Stated problem =>
Copy the data exactly; pictures stay out of the copy.

Entries provided =>
>> Start

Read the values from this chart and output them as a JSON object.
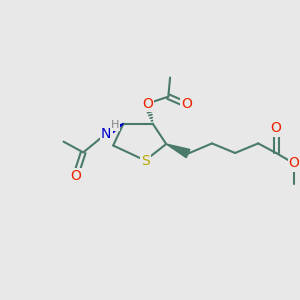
{
  "bg_color": "#e8e8e8",
  "bond_color": "#4a7a6a",
  "bond_width": 1.5,
  "heteroatom_colors": {
    "O": "#ee2200",
    "N": "#0000cc",
    "S": "#bbaa00",
    "H": "#888888",
    "C": "#4a7a6a"
  },
  "figsize": [
    3.0,
    3.0
  ],
  "dpi": 100,
  "xlim": [
    0,
    10
  ],
  "ylim": [
    0,
    10
  ]
}
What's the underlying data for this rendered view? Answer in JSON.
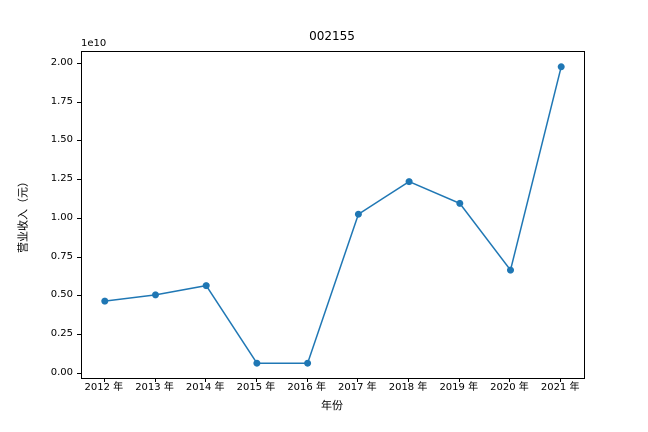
{
  "figure": {
    "background_color": "#ffffff",
    "text_color": "#000000",
    "spine_color": "#000000"
  },
  "chart_data": {
    "type": "line",
    "title": "002155",
    "xlabel": "年份",
    "ylabel": "营业收入（元）",
    "offset_text": "1e10",
    "x": [
      2012,
      2013,
      2014,
      2015,
      2016,
      2017,
      2018,
      2019,
      2020,
      2021
    ],
    "x_tick_labels": [
      "2012 年",
      "2013 年",
      "2014 年",
      "2015 年",
      "2016 年",
      "2017 年",
      "2018 年",
      "2019 年",
      "2020 年",
      "2021 年"
    ],
    "values_1e10": [
      0.47,
      0.51,
      0.57,
      0.07,
      0.07,
      1.03,
      1.24,
      1.1,
      0.67,
      1.98
    ],
    "values_yuan": [
      4700000000,
      5100000000,
      5700000000,
      700000000,
      700000000,
      10300000000,
      12400000000,
      11000000000,
      6700000000,
      19800000000
    ],
    "series": [
      {
        "name": "营业收入",
        "values": [
          0.47,
          0.51,
          0.57,
          0.07,
          0.07,
          1.03,
          1.24,
          1.1,
          0.67,
          1.98
        ]
      }
    ],
    "y_ticks": [
      0.0,
      0.25,
      0.5,
      0.75,
      1.0,
      1.25,
      1.5,
      1.75,
      2.0
    ],
    "y_tick_labels": [
      "0.00",
      "0.25",
      "0.50",
      "0.75",
      "1.00",
      "1.25",
      "1.50",
      "1.75",
      "2.00"
    ],
    "xlim": [
      2011.55,
      2021.45
    ],
    "ylim": [
      -0.0255,
      2.0755
    ],
    "grid": false,
    "legend": "none",
    "line_color": "#1f77b4",
    "marker": "circle",
    "marker_radius": 3.5,
    "line_width": 1.5
  }
}
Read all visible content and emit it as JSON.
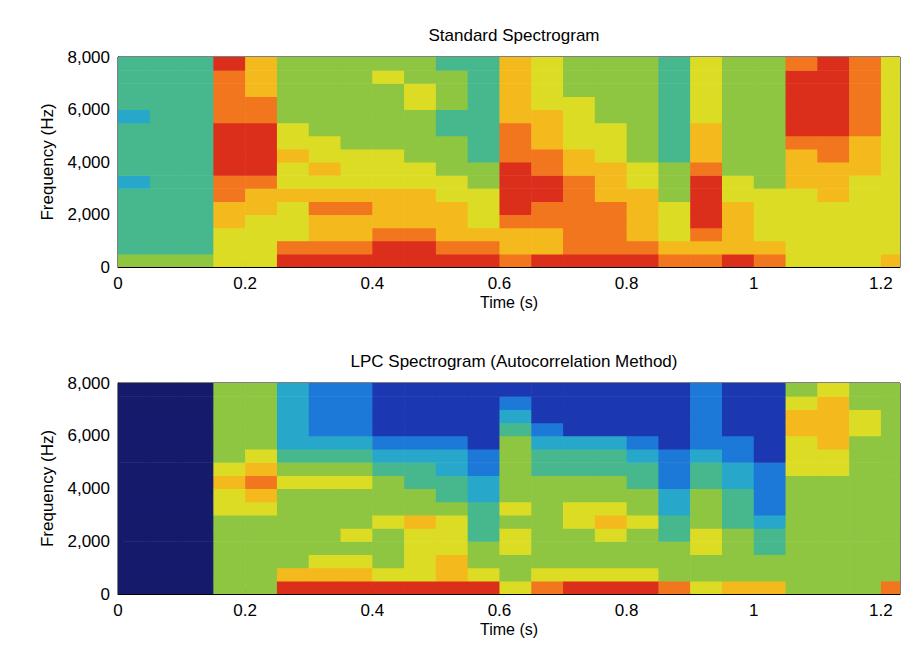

>> End

Task result =>
Read the values from this chart and output them as a JSON object.
{
  "bg_color": "#e8e8e8",
  "bond_color": "#4a7a6a",
  "bond_width": 1.5,
  "heteroatom_colors": {
    "O": "#ee2200",
    "N": "#0000cc",
    "S": "#bbaa00",
    "H": "#888888",
    "C": "#4a7a6a"
  },
  "figsize": [
    3.0,
    3.0
  ],
  "dpi": 100,
  "xlim": [
    0,
    10
  ],
  "ylim": [
    0,
    10
  ]
}
What's the underlying data for this rendered view? Answer in JSON.
{
  "figure": {
    "background_color": "#ffffff",
    "text_color": "#000000",
    "spine_color": "#000000"
  },
  "chart_data": {
    "type": "line",
    "title": "002155",
    "xlabel": "年份",
    "ylabel": "营业收入（元）",
    "offset_text": "1e10",
    "x": [
      2012,
      2013,
      2014,
      2015,
      2016,
      2017,
      2018,
      2019,
      2020,
      2021
    ],
    "x_tick_labels": [
      "2012 年",
      "2013 年",
      "2014 年",
      "2015 年",
      "2016 年",
      "2017 年",
      "2018 年",
      "2019 年",
      "2020 年",
      "2021 年"
    ],
    "values_1e10": [
      0.47,
      0.51,
      0.57,
      0.07,
      0.07,
      1.03,
      1.24,
      1.1,
      0.67,
      1.98
    ],
    "values_yuan": [
      4700000000,
      5100000000,
      5700000000,
      700000000,
      700000000,
      10300000000,
      12400000000,
      11000000000,
      6700000000,
      19800000000
    ],
    "series": [
      {
        "name": "营业收入",
        "values": [
          0.47,
          0.51,
          0.57,
          0.07,
          0.07,
          1.03,
          1.24,
          1.1,
          0.67,
          1.98
        ]
      }
    ],
    "y_ticks": [
      0.0,
      0.25,
      0.5,
      0.75,
      1.0,
      1.25,
      1.5,
      1.75,
      2.0
    ],
    "y_tick_labels": [
      "0.00",
      "0.25",
      "0.50",
      "0.75",
      "1.00",
      "1.25",
      "1.50",
      "1.75",
      "2.00"
    ],
    "xlim": [
      2011.55,
      2021.45
    ],
    "ylim": [
      -0.0255,
      2.0755
    ],
    "grid": false,
    "legend": "none",
    "line_color": "#1f77b4",
    "marker": "circle",
    "marker_radius": 3.5,
    "line_width": 1.5
  }
}
Read all visible content and emit it as JSON.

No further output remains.